**Work instructions:** Extract all of the entries and give them again, word for word.

**Data excerpts:**
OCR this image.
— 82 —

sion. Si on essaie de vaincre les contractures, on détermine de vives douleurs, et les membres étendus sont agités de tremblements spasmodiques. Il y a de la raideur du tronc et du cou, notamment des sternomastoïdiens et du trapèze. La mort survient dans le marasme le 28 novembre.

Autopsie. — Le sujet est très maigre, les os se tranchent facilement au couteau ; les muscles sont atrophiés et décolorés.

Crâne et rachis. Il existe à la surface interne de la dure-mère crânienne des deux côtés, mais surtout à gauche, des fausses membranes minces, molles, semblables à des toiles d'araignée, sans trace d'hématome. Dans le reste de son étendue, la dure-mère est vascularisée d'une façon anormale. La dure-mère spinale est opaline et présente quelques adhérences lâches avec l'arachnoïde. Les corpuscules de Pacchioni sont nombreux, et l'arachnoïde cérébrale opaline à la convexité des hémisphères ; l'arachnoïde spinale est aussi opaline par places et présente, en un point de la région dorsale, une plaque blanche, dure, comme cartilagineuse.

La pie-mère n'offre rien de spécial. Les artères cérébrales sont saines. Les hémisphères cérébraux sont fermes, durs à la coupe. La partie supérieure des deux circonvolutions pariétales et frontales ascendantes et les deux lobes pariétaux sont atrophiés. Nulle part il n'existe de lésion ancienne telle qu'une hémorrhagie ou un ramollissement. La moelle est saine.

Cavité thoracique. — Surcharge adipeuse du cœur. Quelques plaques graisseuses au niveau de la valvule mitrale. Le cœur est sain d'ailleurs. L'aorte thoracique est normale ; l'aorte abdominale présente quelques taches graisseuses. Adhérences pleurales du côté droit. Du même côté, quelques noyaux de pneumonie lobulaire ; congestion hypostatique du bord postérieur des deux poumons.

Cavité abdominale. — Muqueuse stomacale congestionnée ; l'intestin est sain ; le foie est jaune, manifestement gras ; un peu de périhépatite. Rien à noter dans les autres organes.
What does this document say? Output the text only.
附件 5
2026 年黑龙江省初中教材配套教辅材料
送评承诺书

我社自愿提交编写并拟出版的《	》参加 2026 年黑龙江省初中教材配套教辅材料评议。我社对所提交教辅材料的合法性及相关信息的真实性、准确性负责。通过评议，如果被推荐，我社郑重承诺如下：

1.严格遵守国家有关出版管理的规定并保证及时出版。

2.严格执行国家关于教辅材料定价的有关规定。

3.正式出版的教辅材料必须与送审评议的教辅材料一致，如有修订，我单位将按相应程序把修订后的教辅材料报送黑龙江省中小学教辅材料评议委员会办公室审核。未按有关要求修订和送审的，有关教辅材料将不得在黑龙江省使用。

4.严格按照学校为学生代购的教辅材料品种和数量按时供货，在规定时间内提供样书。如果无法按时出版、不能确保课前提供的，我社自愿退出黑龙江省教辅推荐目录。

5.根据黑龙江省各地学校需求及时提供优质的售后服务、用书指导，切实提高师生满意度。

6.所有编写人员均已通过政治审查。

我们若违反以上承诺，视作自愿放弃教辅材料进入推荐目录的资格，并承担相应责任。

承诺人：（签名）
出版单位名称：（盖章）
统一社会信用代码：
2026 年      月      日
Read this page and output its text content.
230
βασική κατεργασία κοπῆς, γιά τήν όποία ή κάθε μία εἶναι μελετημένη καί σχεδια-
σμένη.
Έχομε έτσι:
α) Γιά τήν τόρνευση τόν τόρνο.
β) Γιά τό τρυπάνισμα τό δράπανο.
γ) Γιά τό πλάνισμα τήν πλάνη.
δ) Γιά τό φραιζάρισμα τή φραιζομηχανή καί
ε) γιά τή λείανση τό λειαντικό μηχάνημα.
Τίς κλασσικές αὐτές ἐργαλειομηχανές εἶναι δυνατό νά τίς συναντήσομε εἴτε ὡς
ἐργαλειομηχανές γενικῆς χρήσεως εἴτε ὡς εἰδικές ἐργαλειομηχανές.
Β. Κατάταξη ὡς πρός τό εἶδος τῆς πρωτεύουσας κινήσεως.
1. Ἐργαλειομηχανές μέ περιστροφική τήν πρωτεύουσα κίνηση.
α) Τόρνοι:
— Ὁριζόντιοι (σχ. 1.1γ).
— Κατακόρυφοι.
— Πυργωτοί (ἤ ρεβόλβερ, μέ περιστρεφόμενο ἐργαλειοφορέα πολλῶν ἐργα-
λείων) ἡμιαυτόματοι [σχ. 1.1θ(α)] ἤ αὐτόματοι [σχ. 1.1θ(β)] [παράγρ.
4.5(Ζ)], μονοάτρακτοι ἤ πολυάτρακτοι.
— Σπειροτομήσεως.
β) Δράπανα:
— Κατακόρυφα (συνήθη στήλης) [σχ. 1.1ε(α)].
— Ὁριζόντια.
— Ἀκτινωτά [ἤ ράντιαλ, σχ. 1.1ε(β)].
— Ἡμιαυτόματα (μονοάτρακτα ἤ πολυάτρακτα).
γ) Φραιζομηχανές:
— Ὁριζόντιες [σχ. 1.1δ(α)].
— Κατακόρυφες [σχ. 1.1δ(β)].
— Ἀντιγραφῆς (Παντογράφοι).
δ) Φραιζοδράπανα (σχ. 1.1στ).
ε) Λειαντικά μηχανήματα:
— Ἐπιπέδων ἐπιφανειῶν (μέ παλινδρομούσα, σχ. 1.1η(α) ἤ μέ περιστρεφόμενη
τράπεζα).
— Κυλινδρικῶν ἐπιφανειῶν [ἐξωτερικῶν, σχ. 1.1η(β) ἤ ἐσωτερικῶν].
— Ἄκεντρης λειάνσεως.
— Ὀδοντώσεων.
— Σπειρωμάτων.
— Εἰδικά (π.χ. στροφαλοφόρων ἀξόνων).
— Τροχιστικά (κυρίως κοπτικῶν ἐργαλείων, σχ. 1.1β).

**Exercise response:**
OCR this image.
— 82 —

sion. Si on essaie de vaincre les contractures, on détermine de vives douleurs, et les membres étendus sont agités de tremblements spasmodiques. Il y a de la raideur du tronc et du cou, notamment des sternomastoïdiens et du trapèze. La mort survient dans le marasme le 28 novembre.

Autopsie. — Le sujet est très maigre, les os se tranchent facilement au couteau ; les muscles sont atrophiés et décolorés.

Crâne et rachis. Il existe à la surface interne de la dure-mère crânienne des deux côtés, mais surtout à gauche, des fausses membranes minces, molles, semblables à des toiles d'araignée, sans trace d'hématome. Dans le reste de son étendue, la dure-mère est vascularisée d'une façon anormale. La dure-mère spinale est opaline et présente quelques adhérences lâches avec l'arachnoïde. Les corpuscules de Pacchioni sont nombreux, et l'arachnoïde cérébrale opaline à la convexité des hémisphères ; l'arachnoïde spinale est aussi opaline par places et présente, en un point de la région dorsale, une plaque blanche, dure, comme cartilagineuse.

La pie-mère n'offre rien de spécial. Les artères cérébrales sont saines. Les hémisphères cérébraux sont fermes, durs à la coupe. La partie supérieure des deux circonvolutions pariétales et frontales ascendantes et les deux lobes pariétaux sont atrophiés. Nulle part il n'existe de lésion ancienne telle qu'une hémorrhagie ou un ramollissement. La moelle est saine.

Cavité thoracique. — Surcharge adipeuse du cœur. Quelques plaques graisseuses au niveau de la valvule mitrale. Le cœur est sain d'ailleurs. L'aorte thoracique est normale ; l'aorte abdominale présente quelques taches graisseuses. Adhérences pleurales du côté droit. Du même côté, quelques noyaux de pneumonie lobulaire ; congestion hypostatique du bord postérieur des deux poumons.

Cavité abdominale. — Muqueuse stomacale congestionnée ; l'intestin est sain ; le foie est jaune, manifestement gras ; un peu de périhépatite. Rien à noter dans les autres organes.
What does this document say? Output the text only.
附件 5
2026 年黑龙江省初中教材配套教辅材料
送评承诺书

我社自愿提交编写并拟出版的《	》参加 2026 年黑龙江省初中教材配套教辅材料评议。我社对所提交教辅材料的合法性及相关信息的真实性、准确性负责。通过评议，如果被推荐，我社郑重承诺如下：

1.严格遵守国家有关出版管理的规定并保证及时出版。

2.严格执行国家关于教辅材料定价的有关规定。

3.正式出版的教辅材料必须与送审评议的教辅材料一致，如有修订，我单位将按相应程序把修订后的教辅材料报送黑龙江省中小学教辅材料评议委员会办公室审核。未按有关要求修订和送审的，有关教辅材料将不得在黑龙江省使用。

4.严格按照学校为学生代购的教辅材料品种和数量按时供货，在规定时间内提供样书。如果无法按时出版、不能确保课前提供的，我社自愿退出黑龙江省教辅推荐目录。

5.根据黑龙江省各地学校需求及时提供优质的售后服务、用书指导，切实提高师生满意度。

6.所有编写人员均已通过政治审查。

我们若违反以上承诺，视作自愿放弃教辅材料进入推荐目录的资格，并承担相应责任。

承诺人：（签名）
出版单位名称：（盖章）
统一社会信用代码：
2026 年      月      日
Read this page and output its text content.
230
βασική κατεργασία κοπῆς, γιά τήν όποία ή κάθε μία εἶναι μελετημένη καί σχεδια-
σμένη.
Έχομε έτσι:
α) Γιά τήν τόρνευση τόν τόρνο.
β) Γιά τό τρυπάνισμα τό δράπανο.
γ) Γιά τό πλάνισμα τήν πλάνη.
δ) Γιά τό φραιζάρισμα τή φραιζομηχανή καί
ε) γιά τή λείανση τό λειαντικό μηχάνημα.
Τίς κλασσικές αὐτές ἐργαλειομηχανές εἶναι δυνατό νά τίς συναντήσομε εἴτε ὡς
ἐργαλειομηχανές γενικῆς χρήσεως εἴτε ὡς εἰδικές ἐργαλειομηχανές.
Β. Κατάταξη ὡς πρός τό εἶδος τῆς πρωτεύουσας κινήσεως.
1. Ἐργαλειομηχανές μέ περιστροφική τήν πρωτεύουσα κίνηση.
α) Τόρνοι:
— Ὁριζόντιοι (σχ. 1.1γ).
— Κατακόρυφοι.
— Πυργωτοί (ἤ ρεβόλβερ, μέ περιστρεφόμενο ἐργαλειοφορέα πολλῶν ἐργα-
λείων) ἡμιαυτόματοι [σχ. 1.1θ(α)] ἤ αὐτόματοι [σχ. 1.1θ(β)] [παράγρ.
4.5(Ζ)], μονοάτρακτοι ἤ πολυάτρακτοι.
— Σπειροτομήσεως.
β) Δράπανα:
— Κατακόρυφα (συνήθη στήλης) [σχ. 1.1ε(α)].
— Ὁριζόντια.
— Ἀκτινωτά [ἤ ράντιαλ, σχ. 1.1ε(β)].
— Ἡμιαυτόματα (μονοάτρακτα ἤ πολυάτρακτα).
γ) Φραιζομηχανές:
— Ὁριζόντιες [σχ. 1.1δ(α)].
— Κατακόρυφες [σχ. 1.1δ(β)].
— Ἀντιγραφῆς (Παντογράφοι).
δ) Φραιζοδράπανα (σχ. 1.1στ).
ε) Λειαντικά μηχανήματα:
— Ἐπιπέδων ἐπιφανειῶν (μέ παλινδρομούσα, σχ. 1.1η(α) ἤ μέ περιστρεφόμενη
τράπεζα).
— Κυλινδρικῶν ἐπιφανειῶν [ἐξωτερικῶν, σχ. 1.1η(β) ἤ ἐσωτερικῶν].
— Ἄκεντρης λειάνσεως.
— Ὀδοντώσεων.
— Σπειρωμάτων.
— Εἰδικά (π.χ. στροφαλοφόρων ἀξόνων).
— Τροχιστικά (κυρίως κοπτικῶν ἐργαλείων, σχ. 1.1β).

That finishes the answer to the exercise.